But Michael Phillips wrote :-
var StdErr: Text;
...
{ open the device StdErr }
Assign(StdErr, ''); { assign handle to StdOut }
Rewrite(StdErr);
TTextRec(StdErr).Handle := 2; { reset handle to StdErr }
TTextRec(StdErr).BufSize := 1; { set up bufsize to 1 character }
{ Note: it is important to change the text file buffer size from the
default of 128 characters. }
One may use an inline routine (Pedt Scragg) to write to Standard Error :-
procedure PrintString(S : string) ; FAR ;
begin
inline(
$1E/ {PUSH DS}
$C5/$76/$06/ {LDS SI,[bp+6]} (* if not FAR, use bp+4 *)
$FC/ {CLD}
$AC/ {LODSB}
$30/$E4/ {XOR AH,AH}
$91/ {XCHG AX,CX}
$B4/$40/ {MOV AH,$40}
$BB/$02/$00/ {MOV BX,2} (* 2 = StdErr *)

Provided entries:
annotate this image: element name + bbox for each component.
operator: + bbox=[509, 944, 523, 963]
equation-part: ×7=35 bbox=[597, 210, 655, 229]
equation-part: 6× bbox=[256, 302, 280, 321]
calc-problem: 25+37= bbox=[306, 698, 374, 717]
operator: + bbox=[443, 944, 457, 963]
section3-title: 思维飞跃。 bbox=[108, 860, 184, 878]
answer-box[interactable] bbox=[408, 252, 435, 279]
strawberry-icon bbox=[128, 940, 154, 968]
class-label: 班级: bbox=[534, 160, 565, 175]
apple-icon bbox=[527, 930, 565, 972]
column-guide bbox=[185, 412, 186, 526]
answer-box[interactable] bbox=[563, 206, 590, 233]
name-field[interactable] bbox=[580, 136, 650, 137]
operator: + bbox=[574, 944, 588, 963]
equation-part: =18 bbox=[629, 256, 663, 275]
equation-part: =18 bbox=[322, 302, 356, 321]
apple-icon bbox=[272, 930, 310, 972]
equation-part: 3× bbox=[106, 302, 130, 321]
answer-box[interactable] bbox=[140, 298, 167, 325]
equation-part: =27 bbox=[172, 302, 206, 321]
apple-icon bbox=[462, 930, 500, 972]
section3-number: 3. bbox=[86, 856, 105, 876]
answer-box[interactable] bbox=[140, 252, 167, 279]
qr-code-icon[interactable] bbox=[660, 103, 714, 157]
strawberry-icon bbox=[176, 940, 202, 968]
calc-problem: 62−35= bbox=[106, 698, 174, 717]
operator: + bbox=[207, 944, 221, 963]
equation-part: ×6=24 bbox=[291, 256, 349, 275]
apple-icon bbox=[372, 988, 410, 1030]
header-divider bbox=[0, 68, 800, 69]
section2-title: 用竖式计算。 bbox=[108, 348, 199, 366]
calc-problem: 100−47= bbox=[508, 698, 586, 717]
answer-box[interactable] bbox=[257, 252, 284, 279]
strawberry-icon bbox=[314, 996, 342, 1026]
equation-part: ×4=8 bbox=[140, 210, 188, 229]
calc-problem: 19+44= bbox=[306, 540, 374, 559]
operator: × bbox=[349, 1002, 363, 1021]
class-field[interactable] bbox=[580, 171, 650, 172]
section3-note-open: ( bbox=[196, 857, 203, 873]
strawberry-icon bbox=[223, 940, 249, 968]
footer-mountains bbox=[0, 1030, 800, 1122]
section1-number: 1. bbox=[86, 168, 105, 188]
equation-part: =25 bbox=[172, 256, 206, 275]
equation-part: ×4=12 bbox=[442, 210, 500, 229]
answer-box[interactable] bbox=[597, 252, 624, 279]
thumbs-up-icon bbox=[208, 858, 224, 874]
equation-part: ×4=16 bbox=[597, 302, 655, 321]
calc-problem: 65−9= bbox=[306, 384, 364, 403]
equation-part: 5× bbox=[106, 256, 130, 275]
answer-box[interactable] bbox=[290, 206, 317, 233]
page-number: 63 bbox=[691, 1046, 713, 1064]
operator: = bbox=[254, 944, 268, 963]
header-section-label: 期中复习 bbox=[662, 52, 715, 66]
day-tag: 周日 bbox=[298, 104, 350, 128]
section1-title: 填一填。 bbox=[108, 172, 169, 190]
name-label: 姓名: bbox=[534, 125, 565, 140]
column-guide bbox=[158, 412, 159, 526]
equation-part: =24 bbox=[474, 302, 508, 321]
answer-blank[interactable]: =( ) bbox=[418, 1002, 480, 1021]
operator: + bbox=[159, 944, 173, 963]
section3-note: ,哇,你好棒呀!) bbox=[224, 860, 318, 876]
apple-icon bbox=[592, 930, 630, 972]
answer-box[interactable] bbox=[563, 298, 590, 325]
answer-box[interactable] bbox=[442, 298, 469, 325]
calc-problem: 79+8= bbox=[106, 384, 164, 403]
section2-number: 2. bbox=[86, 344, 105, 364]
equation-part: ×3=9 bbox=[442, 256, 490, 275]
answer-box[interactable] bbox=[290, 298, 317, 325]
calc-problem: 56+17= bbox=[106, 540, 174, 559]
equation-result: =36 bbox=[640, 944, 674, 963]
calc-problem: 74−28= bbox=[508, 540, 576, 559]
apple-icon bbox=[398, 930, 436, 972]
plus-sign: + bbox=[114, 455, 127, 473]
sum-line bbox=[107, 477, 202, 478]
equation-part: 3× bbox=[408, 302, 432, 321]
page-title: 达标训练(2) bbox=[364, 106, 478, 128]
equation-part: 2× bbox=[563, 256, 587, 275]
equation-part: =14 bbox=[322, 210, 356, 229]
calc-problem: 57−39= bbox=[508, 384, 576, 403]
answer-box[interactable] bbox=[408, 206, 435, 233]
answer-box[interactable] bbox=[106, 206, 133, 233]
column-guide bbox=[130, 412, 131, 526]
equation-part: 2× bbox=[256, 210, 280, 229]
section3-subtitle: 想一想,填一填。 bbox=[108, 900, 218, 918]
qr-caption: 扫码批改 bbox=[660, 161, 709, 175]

Work to do:
[a] Copy the records verbatim, from their first line through the line containing "section3-title: 思维飞跃。 bbox=[108, 860, 184, 878]", with both ends included.
[b] Continue the excerpt on writing to Standard Error from the point where it stops.

Per-task outputs:
[a]
annotate this image: element name + bbox for each component.
operator: + bbox=[509, 944, 523, 963]
equation-part: ×7=35 bbox=[597, 210, 655, 229]
equation-part: 6× bbox=[256, 302, 280, 321]
calc-problem: 25+37= bbox=[306, 698, 374, 717]
operator: + bbox=[443, 944, 457, 963]
section3-title: 思维飞跃。 bbox=[108, 860, 184, 878]

[b]
$89/$F2/ {MOV DX,SI}
$CD/$21/ {INT $21}
$1F) {POP DS} ;
end {PrintString} ;
N.B. It seems that Roger Donais has a unit that will redirect output using variables of type text.
Bill Boulton has sent me more information (1998-11-02), with permission to copy :-
The subject of I/O redirection is fully explained in the TP manual in
the following sections.
1. Input & Output files -> The CRT Unit
2. Devices in Turbo Pascal -> The System Unit.
The standard
(i.e. most common) way of handling the files is as follows:
"stdin" or "input" is redirectable on handle 0 and is equivalent to:
assign (input, ''); .........
"stdout" or "output" is redirectable on handle 1 and is equivalent to:
assign (output, ''); ........
"stderr" on handle 2 is ALWAYS to the display and has no named
equivalent in TP. It is, however, equivalent to:
assigncrt (output, ''); .......
which is precisely the way TP/BP initialises when using the CRT unit.
I have found it good practice to adopt the conventions of C programming
when writing filters and the like since the code is totally unambiguous.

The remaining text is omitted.